──────── Material to process ────────

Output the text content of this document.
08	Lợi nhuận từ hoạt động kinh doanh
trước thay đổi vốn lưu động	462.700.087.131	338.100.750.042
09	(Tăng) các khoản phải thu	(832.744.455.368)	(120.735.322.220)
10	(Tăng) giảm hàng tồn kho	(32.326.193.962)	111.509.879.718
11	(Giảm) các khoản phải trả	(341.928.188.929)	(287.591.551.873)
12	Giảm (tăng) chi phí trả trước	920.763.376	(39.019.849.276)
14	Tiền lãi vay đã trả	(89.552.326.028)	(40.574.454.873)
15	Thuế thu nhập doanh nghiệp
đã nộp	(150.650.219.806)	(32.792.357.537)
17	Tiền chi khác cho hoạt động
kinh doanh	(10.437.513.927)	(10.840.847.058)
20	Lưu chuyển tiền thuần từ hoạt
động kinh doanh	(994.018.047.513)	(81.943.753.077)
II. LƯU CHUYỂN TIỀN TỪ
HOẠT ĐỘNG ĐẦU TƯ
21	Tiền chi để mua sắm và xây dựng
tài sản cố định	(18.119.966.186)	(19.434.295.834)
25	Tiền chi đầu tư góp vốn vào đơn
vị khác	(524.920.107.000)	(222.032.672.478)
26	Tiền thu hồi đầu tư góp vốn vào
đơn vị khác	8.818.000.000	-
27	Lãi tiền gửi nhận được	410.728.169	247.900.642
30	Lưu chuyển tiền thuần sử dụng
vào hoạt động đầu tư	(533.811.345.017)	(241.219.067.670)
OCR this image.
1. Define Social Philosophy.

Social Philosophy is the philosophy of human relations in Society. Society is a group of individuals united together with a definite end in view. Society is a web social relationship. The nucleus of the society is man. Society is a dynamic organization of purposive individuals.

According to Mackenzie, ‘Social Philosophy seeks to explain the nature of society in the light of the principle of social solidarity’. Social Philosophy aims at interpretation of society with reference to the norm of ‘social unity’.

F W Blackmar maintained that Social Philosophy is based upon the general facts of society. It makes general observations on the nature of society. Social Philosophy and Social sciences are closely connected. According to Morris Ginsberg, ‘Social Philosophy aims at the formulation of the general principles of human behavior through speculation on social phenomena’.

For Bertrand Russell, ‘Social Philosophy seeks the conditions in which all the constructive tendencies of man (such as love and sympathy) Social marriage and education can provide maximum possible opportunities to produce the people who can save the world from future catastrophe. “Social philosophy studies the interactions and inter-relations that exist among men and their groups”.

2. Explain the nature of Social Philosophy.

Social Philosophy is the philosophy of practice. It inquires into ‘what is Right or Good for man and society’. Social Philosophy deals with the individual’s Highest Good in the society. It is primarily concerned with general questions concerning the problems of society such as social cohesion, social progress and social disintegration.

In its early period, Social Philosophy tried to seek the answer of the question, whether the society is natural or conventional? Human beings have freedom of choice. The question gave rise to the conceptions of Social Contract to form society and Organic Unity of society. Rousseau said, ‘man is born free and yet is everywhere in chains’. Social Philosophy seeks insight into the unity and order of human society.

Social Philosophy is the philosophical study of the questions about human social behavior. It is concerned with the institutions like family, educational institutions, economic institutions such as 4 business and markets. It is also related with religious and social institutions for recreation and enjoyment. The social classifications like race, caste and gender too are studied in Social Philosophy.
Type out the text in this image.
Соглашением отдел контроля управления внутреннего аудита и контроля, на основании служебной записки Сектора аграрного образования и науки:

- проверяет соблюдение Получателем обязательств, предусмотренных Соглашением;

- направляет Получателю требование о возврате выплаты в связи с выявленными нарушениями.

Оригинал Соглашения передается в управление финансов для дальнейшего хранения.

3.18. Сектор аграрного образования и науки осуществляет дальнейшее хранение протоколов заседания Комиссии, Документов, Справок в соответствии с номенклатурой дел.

────────

§ Written request: The data above must be returned in full, exactly as written.

§ Exercise solution:
Output the text content of this document.
08	Lợi nhuận từ hoạt động kinh doanh
trước thay đổi vốn lưu động	462.700.087.131	338.100.750.042
09	(Tăng) các khoản phải thu	(832.744.455.368)	(120.735.322.220)
10	(Tăng) giảm hàng tồn kho	(32.326.193.962)	111.509.879.718
11	(Giảm) các khoản phải trả	(341.928.188.929)	(287.591.551.873)
12	Giảm (tăng) chi phí trả trước	920.763.376	(39.019.849.276)
14	Tiền lãi vay đã trả	(89.552.326.028)	(40.574.454.873)
15	Thuế thu nhập doanh nghiệp
đã nộp	(150.650.219.806)	(32.792.357.537)
17	Tiền chi khác cho hoạt động
kinh doanh	(10.437.513.927)	(10.840.847.058)
20	Lưu chuyển tiền thuần từ hoạt
động kinh doanh	(994.018.047.513)	(81.943.753.077)
II. LƯU CHUYỂN TIỀN TỪ
HOẠT ĐỘNG ĐẦU TƯ
21	Tiền chi để mua sắm và xây dựng
tài sản cố định	(18.119.966.186)	(19.434.295.834)
25	Tiền chi đầu tư góp vốn vào đơn
vị khác	(524.920.107.000)	(222.032.672.478)
26	Tiền thu hồi đầu tư góp vốn vào
đơn vị khác	8.818.000.000	-
27	Lãi tiền gửi nhận được	410.728.169	247.900.642
30	Lưu chuyển tiền thuần sử dụng
vào hoạt động đầu tư	(533.811.345.017)	(241.219.067.670)
OCR this image.
1. Define Social Philosophy.

Social Philosophy is the philosophy of human relations in Society. Society is a group of individuals united together with a definite end in view. Society is a web social relationship. The nucleus of the society is man. Society is a dynamic organization of purposive individuals.

According to Mackenzie, ‘Social Philosophy seeks to explain the nature of society in the light of the principle of social solidarity’. Social Philosophy aims at interpretation of society with reference to the norm of ‘social unity’.

F W Blackmar maintained that Social Philosophy is based upon the general facts of society. It makes general observations on the nature of society. Social Philosophy and Social sciences are closely connected. According to Morris Ginsberg, ‘Social Philosophy aims at the formulation of the general principles of human behavior through speculation on social phenomena’.

For Bertrand Russell, ‘Social Philosophy seeks the conditions in which all the constructive tendencies of man (such as love and sympathy) Social marriage and education can provide maximum possible opportunities to produce the people who can save the world from future catastrophe. “Social philosophy studies the interactions and inter-relations that exist among men and their groups”.

2. Explain the nature of Social Philosophy.

Social Philosophy is the philosophy of practice. It inquires into ‘what is Right or Good for man and society’. Social Philosophy deals with the individual’s Highest Good in the society. It is primarily concerned with general questions concerning the problems of society such as social cohesion, social progress and social disintegration.

In its early period, Social Philosophy tried to seek the answer of the question, whether the society is natural or conventional? Human beings have freedom of choice. The question gave rise to the conceptions of Social Contract to form society and Organic Unity of society. Rousseau said, ‘man is born free and yet is everywhere in chains’. Social Philosophy seeks insight into the unity and order of human society.

Social Philosophy is the philosophical study of the questions about human social behavior. It is concerned with the institutions like family, educational institutions, economic institutions such as 4 business and markets. It is also related with religious and social institutions for recreation and enjoyment. The social classifications like race, caste and gender too are studied in Social Philosophy.
Type out the text in this image.
Соглашением отдел контроля управления внутреннего аудита и контроля, на основании служебной записки Сектора аграрного образования и науки:

- проверяет соблюдение Получателем обязательств, предусмотренных Соглашением;

- направляет Получателю требование о возврате выплаты в связи с выявленными нарушениями.

Оригинал Соглашения передается в управление финансов для дальнейшего хранения.

3.18. Сектор аграрного образования и науки осуществляет дальнейшее хранение протоколов заседания Комиссии, Документов, Справок в соответствии с номенклатурой дел.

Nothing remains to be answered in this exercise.